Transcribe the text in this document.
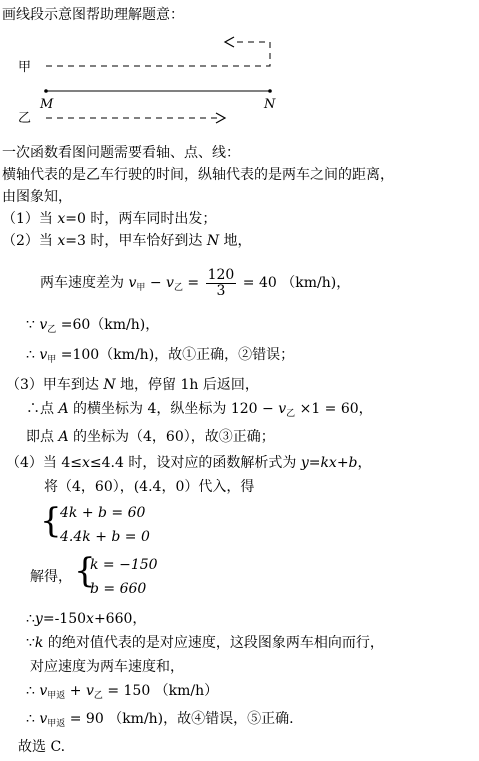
画线段示意图帮助理解题意：
甲
M	N
乙
一次函数看图问题需要看轴、点、线：
横轴代表的是乙车行驶的时间，纵轴代表的是两车之间的距离，
由图象知，
（1）当 x=0 时，两车同时出发；
（2）当 x=3 时，甲车恰好到达 N 地，
两车速度差为 $v_甲 - v_乙 = \frac{120}{3} = 40$ （km/h)，
∵ $v_乙 =60(km/h)$，
∴ $v_甲 =100(km/h)$，故①正确，②错误；
（3）甲车到达 N 地，停留 1h 后返回，
∴点 A 的横坐标为 4，纵坐标为 $120 - v_乙 \times 1 = 60$，
即点 A 的坐标为（4，60），故③正确；
（4）当 4≤x≤4.4 时，设对应的函数解析式为 y=kx+b，
将（4，60），(4.4，0）代入，得
{
4k + b = 60
4.4k + b = 0
解得， {
k = −150
b = 660
∴y=-150x+660，
∵k 的绝对值代表的是对应速度，这段图象两车相向而行，
对应速度为两车速度和，
∴ $v_{甲返} + v_乙 = 150$ （km/h）
∴ $v_{甲返} = 90$ （km/h)，故④错误，⑤正确.
故选 C.
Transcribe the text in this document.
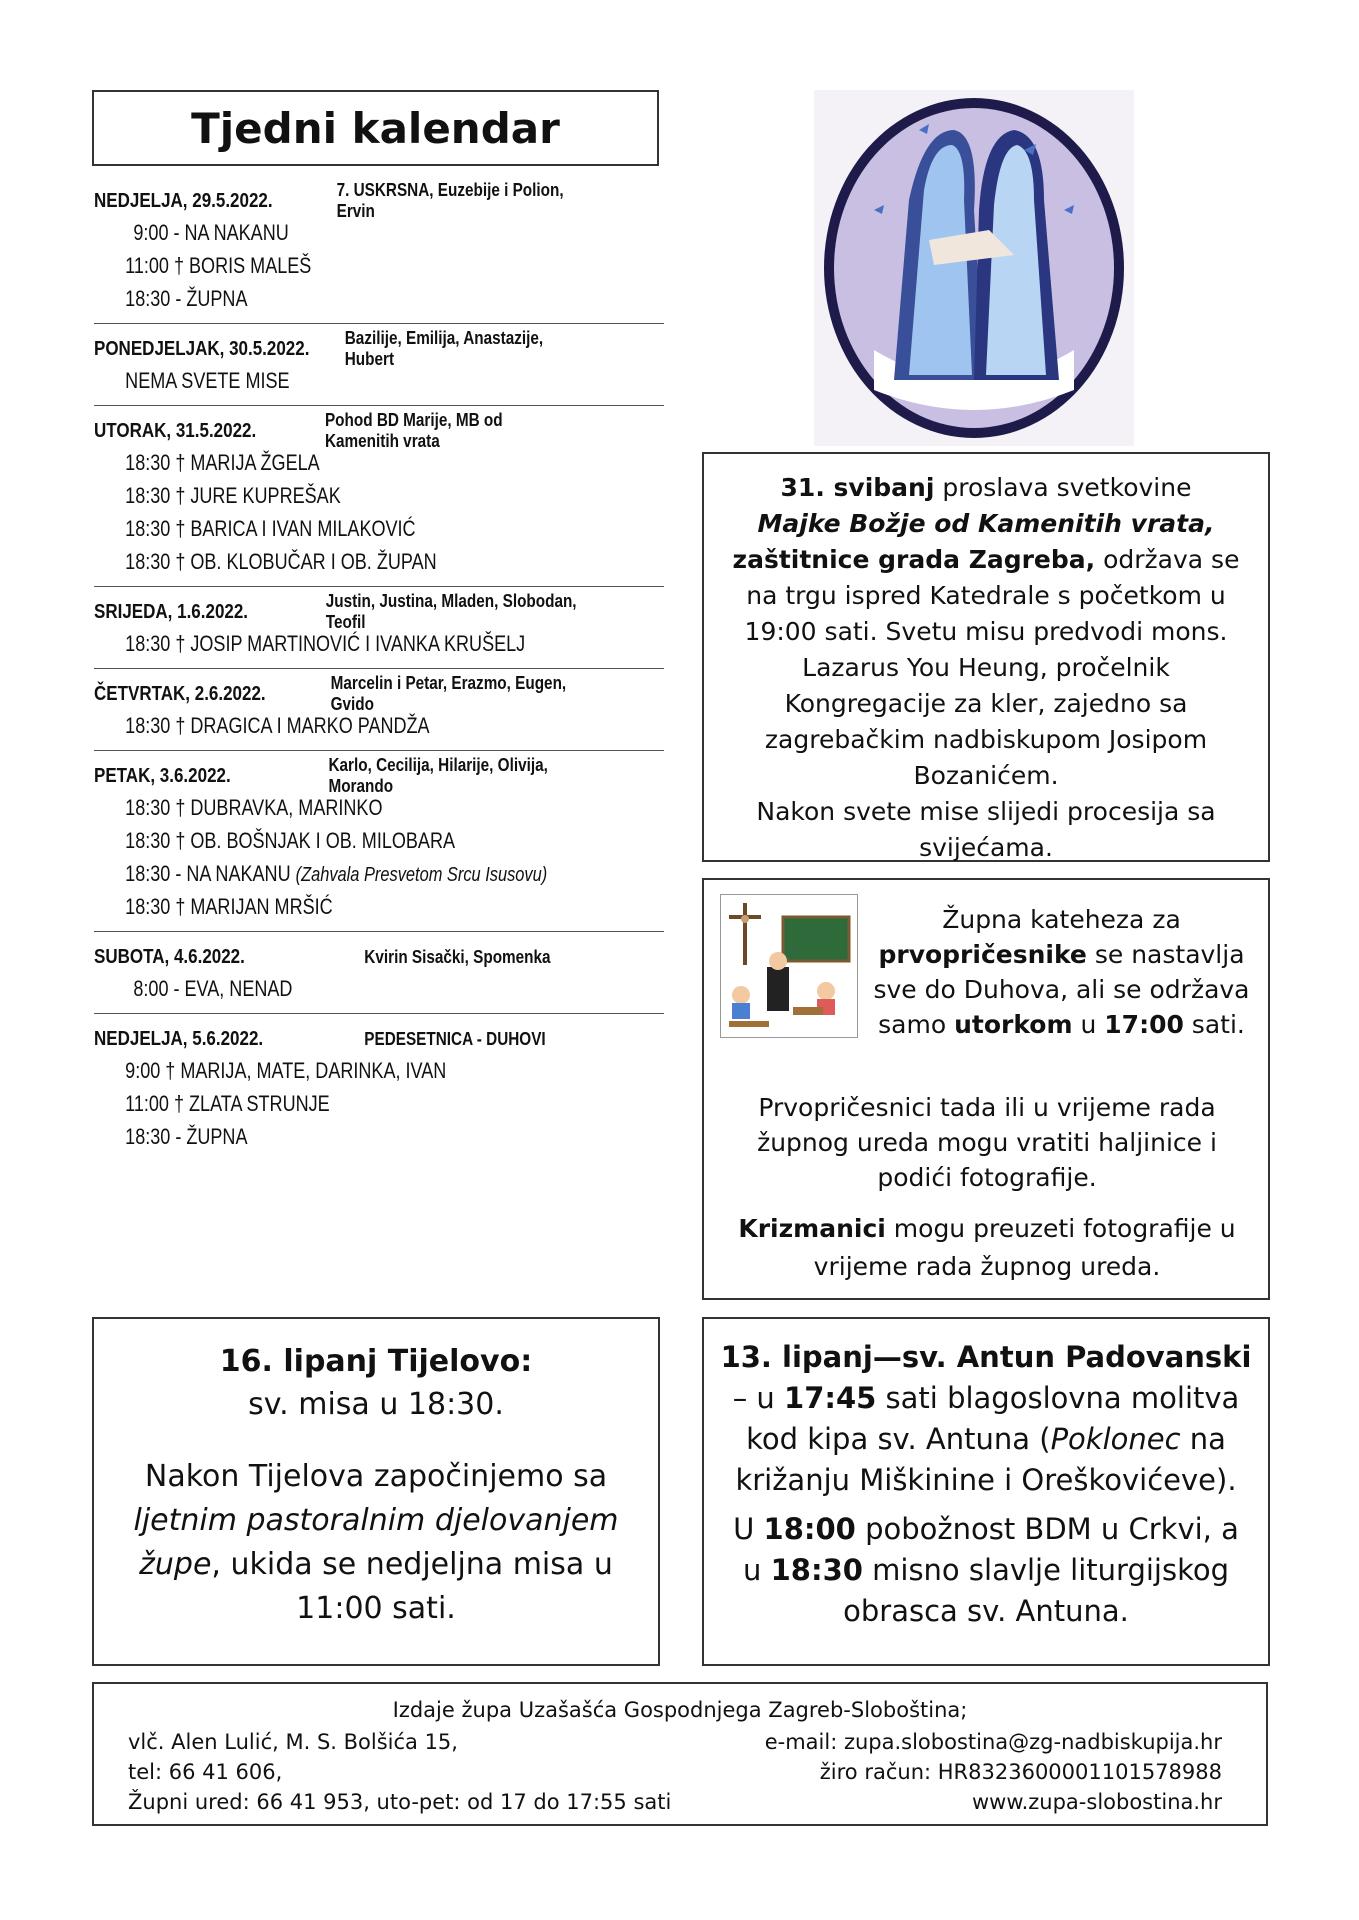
Tjedni kalendar
NEDJELJA, 29.5.2022.	7. USKRSNA, Euzebije i Polion, Ervin
9:00 - NA NAKANU
11:00 † BORIS MALEŠ
18:30 - ŽUPNA
PONEDJELJAK, 30.5.2022.	Bazilije, Emilija, Anastazije, Hubert
NEMA SVETE MISE
UTORAK, 31.5.2022.	Pohod BD Marije, MB od Kamenitih vrata
18:30 † MARIJA ŽGELA
18:30 † JURE KUPREŠAK
18:30 † BARICA I IVAN MILAKOVIĆ
18:30 † OB. KLOBUČAR I OB. ŽUPAN
SRIJEDA, 1.6.2022.	Justin, Justina, Mladen, Slobodan, Teofil
18:30 † JOSIP MARTINOVIĆ I IVANKA KRUŠELJ
ČETVRTAK, 2.6.2022.	Marcelin i Petar, Erazmo, Eugen, Gvido
18:30 † DRAGICA I MARKO PANDŽA
PETAK, 3.6.2022.	Karlo, Cecilija, Hilarije, Olivija, Morando
18:30 † DUBRAVKA, MARINKO
18:30 † OB. BOŠNJAK I OB. MILOBARA
18:30 - NA NAKANU (Zahvala Presvetom Srcu Isusovu)
18:30 † MARIJAN MRŠIĆ
SUBOTA, 4.6.2022.	Kvirin Sisački, Spomenka
8:00 - EVA, NENAD
NEDJELJA, 5.6.2022.	PEDESETNICA - DUHOVI
9:00 † MARIJA, MATE, DARINKA, IVAN
11:00 † ZLATA STRUNJE
18:30 - ŽUPNA
31. svibanj proslava svetkovine
Majke Božje od Kamenitih vrata,
zaštitnice grada Zagreba, održava se na trgu ispred Katedrale s početkom u 19:00 sati. Svetu misu predvodi mons. Lazarus You Heung, pročelnik Kongregacije za kler, zajedno sa zagrebačkim nadbiskupom Josipom Bozanićem.
Nakon svete mise slijedi procesija sa svijećama.
Župna kateheza za prvopričesnike se nastavlja sve do Duhova, ali se održava samo utorkom u 17:00 sati.
Prvopričesnici tada ili u vrijeme rada župnog ureda mogu vratiti haljinice i podići fotografije.
Krizmanici mogu preuzeti fotografije u vrijeme rada župnog ureda.
16. lipanj Tijelovo:
sv. misa u 18:30.
Nakon Tijelova započinjemo sa ljetnim pastoralnim djelovanjem župe, ukida se nedjeljna misa u 11:00 sati.
13. lipanj—sv. Antun Padovanski – u 17:45 sati blagoslovna molitva kod kipa sv. Antuna (Poklonec na križanju Miškinine i Oreškovićeve).
U 18:00 pobožnost BDM u Crkvi, a u 18:30 misno slavlje liturgijskog obrasca sv. Antuna.
Izdaje župa Uzašašća Gospodnjega Zagreb-Sloboština;
vlč. Alen Lulić, M. S. Bolšića 15,
tel: 66 41 606,
Župni ured: 66 41 953, uto-pet: od 17 do 17:55 sati
e-mail: zupa.slobostina@zg-nadbiskupija.hr
žiro račun: HR8323600001101578988
www.zupa-slobostina.hr
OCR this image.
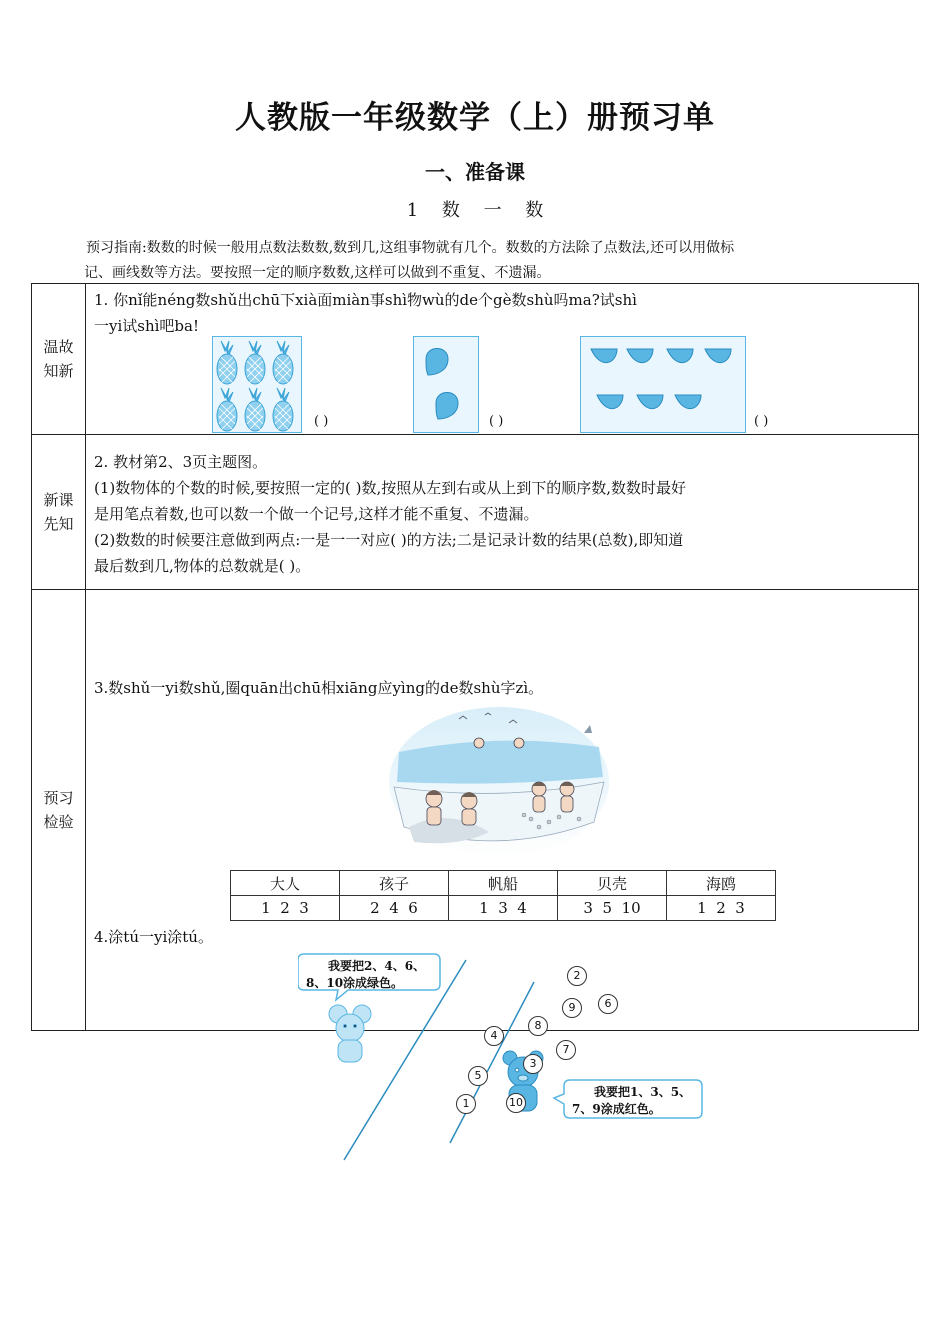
人教版一年级数学（上）册预习单
一、准备课
1 数 一 数
预习指南:数数的时候一般用点数法数数,数到几,这组事物就有几个。数数的方法除了点数法,还可以用做标
记、画线数等方法。要按照一定的顺序数数,这样可以做到不重复、不遗漏。
温故
知新

1. 你nǐ能néng数shǔ出chū下xià面miàn事shì物wù的de个gè数shù吗ma?试shì
一yi试shì吧ba!
( )	( )	( )

新课
先知

2. 教材第2、3页主题图。
(1)数物体的个数的时候,要按照一定的( )数,按照从左到右或从上到下的顺序数,数数时最好
是用笔点着数,也可以数一个做一个记号,这样才能不重复、不遗漏。
(2)数数的时候要注意做到两点:一是一一对应( )的方法;二是记录计数的结果(总数),即知道
最后数到几,物体的总数就是( )。

预习
检验

3.数shǔ一yi数shǔ,圈quān出chū相xiāng应yìng的de数shù字zì。
大人	孩子	帆船	贝壳	海鸥
1  2  3	2  4  6	1  3  4	3  5  10	1  2  3
4.涂tú一yi涂tú。
我要把2、4、6、
8、10涂成绿色。
我要把1、3、5、
7、9涂成红色。
2
9	6
4
8
7
3
5
1	10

Problem requirements | Reproduce the data verbatim. Do not carry any picture into the copy.

The result |
Transcribe the text in this document.
画线段示意图帮助理解题意：
甲
M	N
乙
一次函数看图问题需要看轴、点、线：
横轴代表的是乙车行驶的时间，纵轴代表的是两车之间的距离，
由图象知，
（1）当 x=0 时，两车同时出发；
（2）当 x=3 时，甲车恰好到达 N 地，
两车速度差为 $v_甲 - v_乙 = \frac{120}{3} = 40$ （km/h)，
∵ $v_乙 =60(km/h)$，
∴ $v_甲 =100(km/h)$，故①正确，②错误；
（3）甲车到达 N 地，停留 1h 后返回，
∴点 A 的横坐标为 4，纵坐标为 $120 - v_乙 \times 1 = 60$，
即点 A 的坐标为（4，60），故③正确；
（4）当 4≤x≤4.4 时，设对应的函数解析式为 y=kx+b，
将（4，60），(4.4，0）代入，得
{
4k + b = 60
4.4k + b = 0
解得， {
k = −150
b = 660
∴y=-150x+660，
∵k 的绝对值代表的是对应速度，这段图象两车相向而行，
对应速度为两车速度和，
∴ $v_{甲返} + v_乙 = 150$ （km/h）
∴ $v_{甲返} = 90$ （km/h)，故④错误，⑤正确.
故选 C.
Transcribe the text in this document.
Tjedni kalendar
NEDJELJA, 29.5.2022.	7. USKRSNA, Euzebije i Polion, Ervin
9:00 - NA NAKANU
11:00 † BORIS MALEŠ
18:30 - ŽUPNA
PONEDJELJAK, 30.5.2022.	Bazilije, Emilija, Anastazije, Hubert
NEMA SVETE MISE
UTORAK, 31.5.2022.	Pohod BD Marije, MB od Kamenitih vrata
18:30 † MARIJA ŽGELA
18:30 † JURE KUPREŠAK
18:30 † BARICA I IVAN MILAKOVIĆ
18:30 † OB. KLOBUČAR I OB. ŽUPAN
SRIJEDA, 1.6.2022.	Justin, Justina, Mladen, Slobodan, Teofil
18:30 † JOSIP MARTINOVIĆ I IVANKA KRUŠELJ
ČETVRTAK, 2.6.2022.	Marcelin i Petar, Erazmo, Eugen, Gvido
18:30 † DRAGICA I MARKO PANDŽA
PETAK, 3.6.2022.	Karlo, Cecilija, Hilarije, Olivija, Morando
18:30 † DUBRAVKA, MARINKO
18:30 † OB. BOŠNJAK I OB. MILOBARA
18:30 - NA NAKANU (Zahvala Presvetom Srcu Isusovu)
18:30 † MARIJAN MRŠIĆ
SUBOTA, 4.6.2022.	Kvirin Sisački, Spomenka
8:00 - EVA, NENAD
NEDJELJA, 5.6.2022.	PEDESETNICA - DUHOVI
9:00 † MARIJA, MATE, DARINKA, IVAN
11:00 † ZLATA STRUNJE
18:30 - ŽUPNA
31. svibanj proslava svetkovine
Majke Božje od Kamenitih vrata,
zaštitnice grada Zagreba, održava se na trgu ispred Katedrale s početkom u 19:00 sati. Svetu misu predvodi mons. Lazarus You Heung, pročelnik Kongregacije za kler, zajedno sa zagrebačkim nadbiskupom Josipom Bozanićem.
Nakon svete mise slijedi procesija sa svijećama.
Župna kateheza za prvopričesnike se nastavlja sve do Duhova, ali se održava samo utorkom u 17:00 sati.
Prvopričesnici tada ili u vrijeme rada župnog ureda mogu vratiti haljinice i podići fotografije.
Krizmanici mogu preuzeti fotografije u vrijeme rada župnog ureda.
16. lipanj Tijelovo:
sv. misa u 18:30.
Nakon Tijelova započinjemo sa ljetnim pastoralnim djelovanjem župe, ukida se nedjeljna misa u 11:00 sati.
13. lipanj—sv. Antun Padovanski – u 17:45 sati blagoslovna molitva kod kipa sv. Antuna (Poklonec na križanju Miškinine i Oreškovićeve).
U 18:00 pobožnost BDM u Crkvi, a u 18:30 misno slavlje liturgijskog obrasca sv. Antuna.
Izdaje župa Uzašašća Gospodnjega Zagreb-Sloboština;
vlč. Alen Lulić, M. S. Bolšića 15,
tel: 66 41 606,
Župni ured: 66 41 953, uto-pet: od 17 do 17:55 sati
e-mail: zupa.slobostina@zg-nadbiskupija.hr
žiro račun: HR8323600001101578988
www.zupa-slobostina.hr
OCR this image.
人教版一年级数学（上）册预习单
一、准备课
1 数 一 数
预习指南:数数的时候一般用点数法数数,数到几,这组事物就有几个。数数的方法除了点数法,还可以用做标
记、画线数等方法。要按照一定的顺序数数,这样可以做到不重复、不遗漏。
温故
知新

1. 你nǐ能néng数shǔ出chū下xià面miàn事shì物wù的de个gè数shù吗ma?试shì
一yi试shì吧ba!
( )	( )	( )

新课
先知

2. 教材第2、3页主题图。
(1)数物体的个数的时候,要按照一定的( )数,按照从左到右或从上到下的顺序数,数数时最好
是用笔点着数,也可以数一个做一个记号,这样才能不重复、不遗漏。
(2)数数的时候要注意做到两点:一是一一对应( )的方法;二是记录计数的结果(总数),即知道
最后数到几,物体的总数就是( )。

预习
检验

3.数shǔ一yi数shǔ,圈quān出chū相xiāng应yìng的de数shù字zì。
大人	孩子	帆船	贝壳	海鸥
1  2  3	2  4  6	1  3  4	3  5  10	1  2  3
4.涂tú一yi涂tú。
我要把2、4、6、
8、10涂成绿色。
我要把1、3、5、
7、9涂成红色。
2
9	6
4
8
7
3
5
1	10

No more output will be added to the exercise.